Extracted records
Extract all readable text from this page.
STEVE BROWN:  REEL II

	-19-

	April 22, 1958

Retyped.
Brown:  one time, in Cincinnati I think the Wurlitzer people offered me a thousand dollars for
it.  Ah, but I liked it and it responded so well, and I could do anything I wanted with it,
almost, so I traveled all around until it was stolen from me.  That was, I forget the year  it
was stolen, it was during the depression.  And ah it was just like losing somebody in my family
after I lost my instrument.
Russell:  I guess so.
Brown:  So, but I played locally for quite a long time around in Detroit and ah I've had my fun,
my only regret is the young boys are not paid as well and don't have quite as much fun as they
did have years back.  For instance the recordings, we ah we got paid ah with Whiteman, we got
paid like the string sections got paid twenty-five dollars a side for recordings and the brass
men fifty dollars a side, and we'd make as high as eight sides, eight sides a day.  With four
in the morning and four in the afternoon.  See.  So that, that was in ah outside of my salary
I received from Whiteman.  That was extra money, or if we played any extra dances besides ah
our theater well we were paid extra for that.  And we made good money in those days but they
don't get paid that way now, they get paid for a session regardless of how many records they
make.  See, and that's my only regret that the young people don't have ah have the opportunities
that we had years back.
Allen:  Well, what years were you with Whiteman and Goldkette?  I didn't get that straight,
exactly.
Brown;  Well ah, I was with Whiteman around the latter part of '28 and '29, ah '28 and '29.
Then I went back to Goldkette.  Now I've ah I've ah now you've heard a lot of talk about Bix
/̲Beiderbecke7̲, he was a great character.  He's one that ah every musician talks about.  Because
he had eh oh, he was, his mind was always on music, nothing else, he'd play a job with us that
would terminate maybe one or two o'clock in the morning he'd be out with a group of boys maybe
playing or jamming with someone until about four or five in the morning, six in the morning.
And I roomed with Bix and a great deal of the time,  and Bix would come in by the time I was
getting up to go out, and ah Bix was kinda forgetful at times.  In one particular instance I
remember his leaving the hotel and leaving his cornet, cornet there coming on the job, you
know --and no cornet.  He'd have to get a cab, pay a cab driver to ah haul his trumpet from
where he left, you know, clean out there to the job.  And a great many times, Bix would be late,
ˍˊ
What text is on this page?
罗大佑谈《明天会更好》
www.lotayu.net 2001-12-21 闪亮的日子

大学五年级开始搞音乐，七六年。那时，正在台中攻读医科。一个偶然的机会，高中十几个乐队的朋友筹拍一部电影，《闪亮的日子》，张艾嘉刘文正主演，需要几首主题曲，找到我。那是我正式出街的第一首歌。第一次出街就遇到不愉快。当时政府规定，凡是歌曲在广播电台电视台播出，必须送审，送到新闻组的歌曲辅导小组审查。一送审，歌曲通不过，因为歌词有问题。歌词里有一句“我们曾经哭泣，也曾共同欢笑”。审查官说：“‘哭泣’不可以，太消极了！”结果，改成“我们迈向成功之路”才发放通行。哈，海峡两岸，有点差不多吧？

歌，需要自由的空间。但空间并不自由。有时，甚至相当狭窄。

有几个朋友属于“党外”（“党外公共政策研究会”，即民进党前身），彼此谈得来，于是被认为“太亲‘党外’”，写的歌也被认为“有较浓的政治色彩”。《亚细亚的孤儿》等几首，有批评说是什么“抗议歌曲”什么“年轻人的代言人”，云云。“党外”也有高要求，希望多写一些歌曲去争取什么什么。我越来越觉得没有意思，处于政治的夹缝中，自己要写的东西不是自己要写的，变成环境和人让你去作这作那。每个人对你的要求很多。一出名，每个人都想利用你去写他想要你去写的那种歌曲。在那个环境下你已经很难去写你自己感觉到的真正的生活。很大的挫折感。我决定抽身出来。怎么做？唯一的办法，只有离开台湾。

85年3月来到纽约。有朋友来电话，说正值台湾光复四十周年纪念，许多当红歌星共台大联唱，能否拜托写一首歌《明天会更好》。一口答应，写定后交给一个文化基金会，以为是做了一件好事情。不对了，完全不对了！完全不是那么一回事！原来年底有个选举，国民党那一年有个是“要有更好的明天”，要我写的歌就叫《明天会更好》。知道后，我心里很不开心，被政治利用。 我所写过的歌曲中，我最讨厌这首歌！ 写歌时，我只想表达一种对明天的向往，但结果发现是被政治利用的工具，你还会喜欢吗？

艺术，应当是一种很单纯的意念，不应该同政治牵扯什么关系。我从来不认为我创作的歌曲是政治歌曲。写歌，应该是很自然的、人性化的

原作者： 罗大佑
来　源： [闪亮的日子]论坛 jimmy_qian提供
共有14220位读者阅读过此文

* * *

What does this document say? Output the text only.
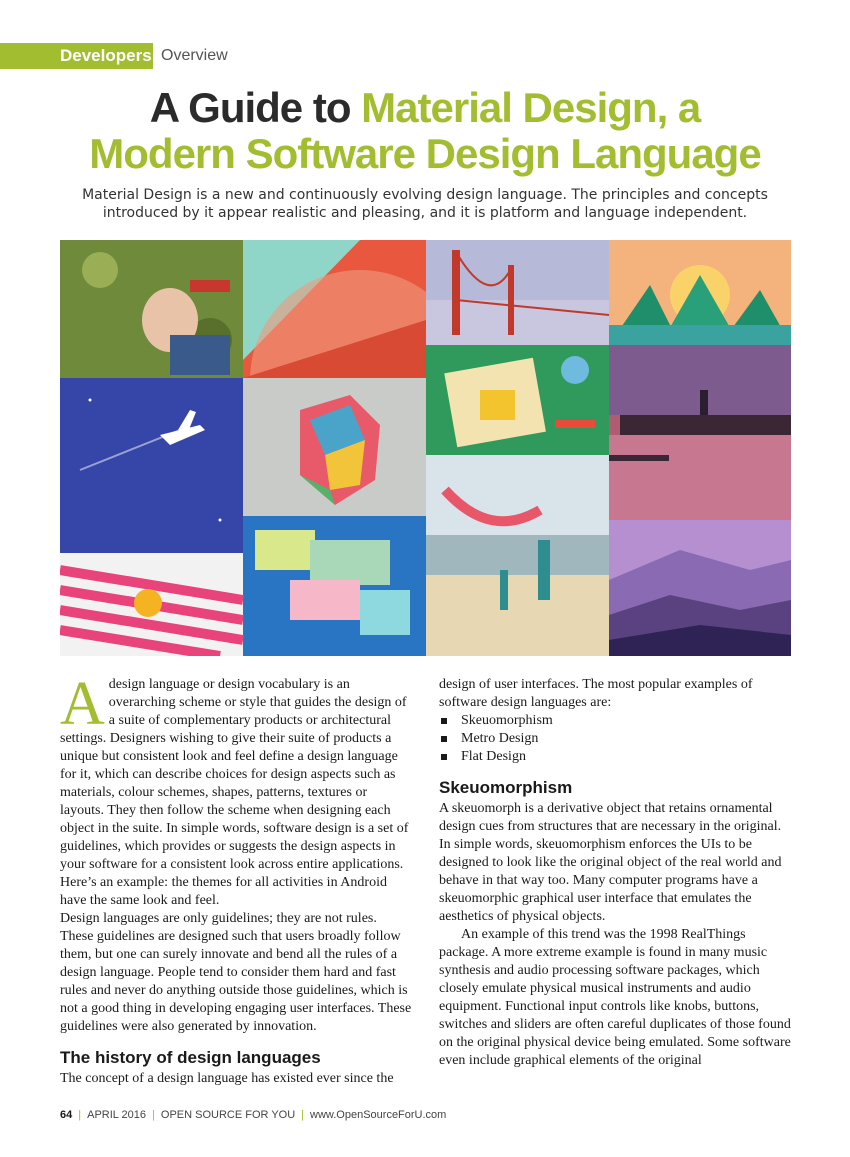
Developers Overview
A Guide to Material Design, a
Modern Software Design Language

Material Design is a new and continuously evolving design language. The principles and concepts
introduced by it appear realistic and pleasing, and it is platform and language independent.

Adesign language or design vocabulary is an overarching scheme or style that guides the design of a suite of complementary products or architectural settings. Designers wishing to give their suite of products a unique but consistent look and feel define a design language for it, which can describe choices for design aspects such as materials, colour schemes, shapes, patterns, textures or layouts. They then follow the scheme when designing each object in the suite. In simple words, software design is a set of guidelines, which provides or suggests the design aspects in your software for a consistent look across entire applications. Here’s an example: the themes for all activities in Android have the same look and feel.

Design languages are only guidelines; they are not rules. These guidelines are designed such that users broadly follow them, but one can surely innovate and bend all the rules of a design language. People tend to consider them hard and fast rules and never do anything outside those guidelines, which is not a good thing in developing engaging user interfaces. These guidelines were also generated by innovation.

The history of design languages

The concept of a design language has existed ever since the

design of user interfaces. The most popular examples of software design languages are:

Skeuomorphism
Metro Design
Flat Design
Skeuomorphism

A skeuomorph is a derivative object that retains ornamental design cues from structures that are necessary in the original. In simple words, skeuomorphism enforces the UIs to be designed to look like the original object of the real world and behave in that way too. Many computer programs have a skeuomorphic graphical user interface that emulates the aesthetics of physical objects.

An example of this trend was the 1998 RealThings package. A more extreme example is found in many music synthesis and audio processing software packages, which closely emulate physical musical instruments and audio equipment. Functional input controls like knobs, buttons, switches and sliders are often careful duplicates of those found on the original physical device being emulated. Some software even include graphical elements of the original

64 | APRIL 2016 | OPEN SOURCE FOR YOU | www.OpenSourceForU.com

==

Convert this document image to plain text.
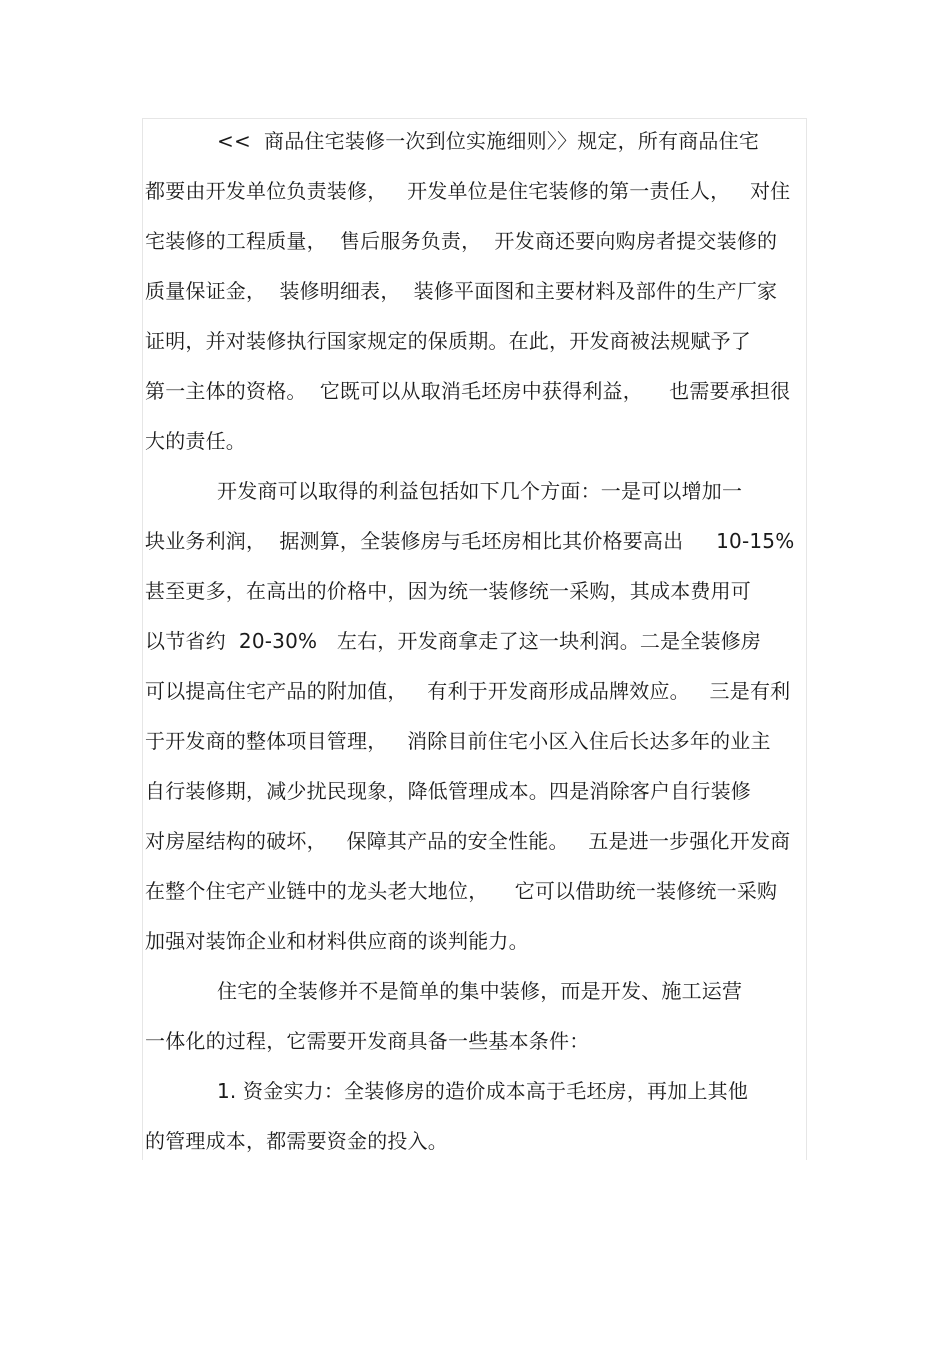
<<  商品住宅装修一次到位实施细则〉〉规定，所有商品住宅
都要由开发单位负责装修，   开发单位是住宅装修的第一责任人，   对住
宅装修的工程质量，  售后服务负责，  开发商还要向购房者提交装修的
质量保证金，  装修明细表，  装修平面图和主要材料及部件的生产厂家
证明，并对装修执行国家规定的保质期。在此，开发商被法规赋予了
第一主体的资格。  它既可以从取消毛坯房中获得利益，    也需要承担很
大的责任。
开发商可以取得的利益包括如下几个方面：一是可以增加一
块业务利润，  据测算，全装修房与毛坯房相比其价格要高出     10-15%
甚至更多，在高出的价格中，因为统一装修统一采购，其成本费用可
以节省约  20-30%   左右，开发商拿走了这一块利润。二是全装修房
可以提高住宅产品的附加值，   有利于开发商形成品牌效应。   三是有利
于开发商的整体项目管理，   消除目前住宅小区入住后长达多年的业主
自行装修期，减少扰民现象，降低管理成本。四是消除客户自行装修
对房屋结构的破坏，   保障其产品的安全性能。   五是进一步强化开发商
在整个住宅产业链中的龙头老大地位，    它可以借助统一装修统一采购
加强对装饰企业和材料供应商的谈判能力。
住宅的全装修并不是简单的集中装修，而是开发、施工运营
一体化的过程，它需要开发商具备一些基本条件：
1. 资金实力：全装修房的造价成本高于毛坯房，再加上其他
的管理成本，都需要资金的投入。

#### Exercise aim:
Using the listing, say how many lines include the word "look", and add nothing else.

#### Solved exercise:
2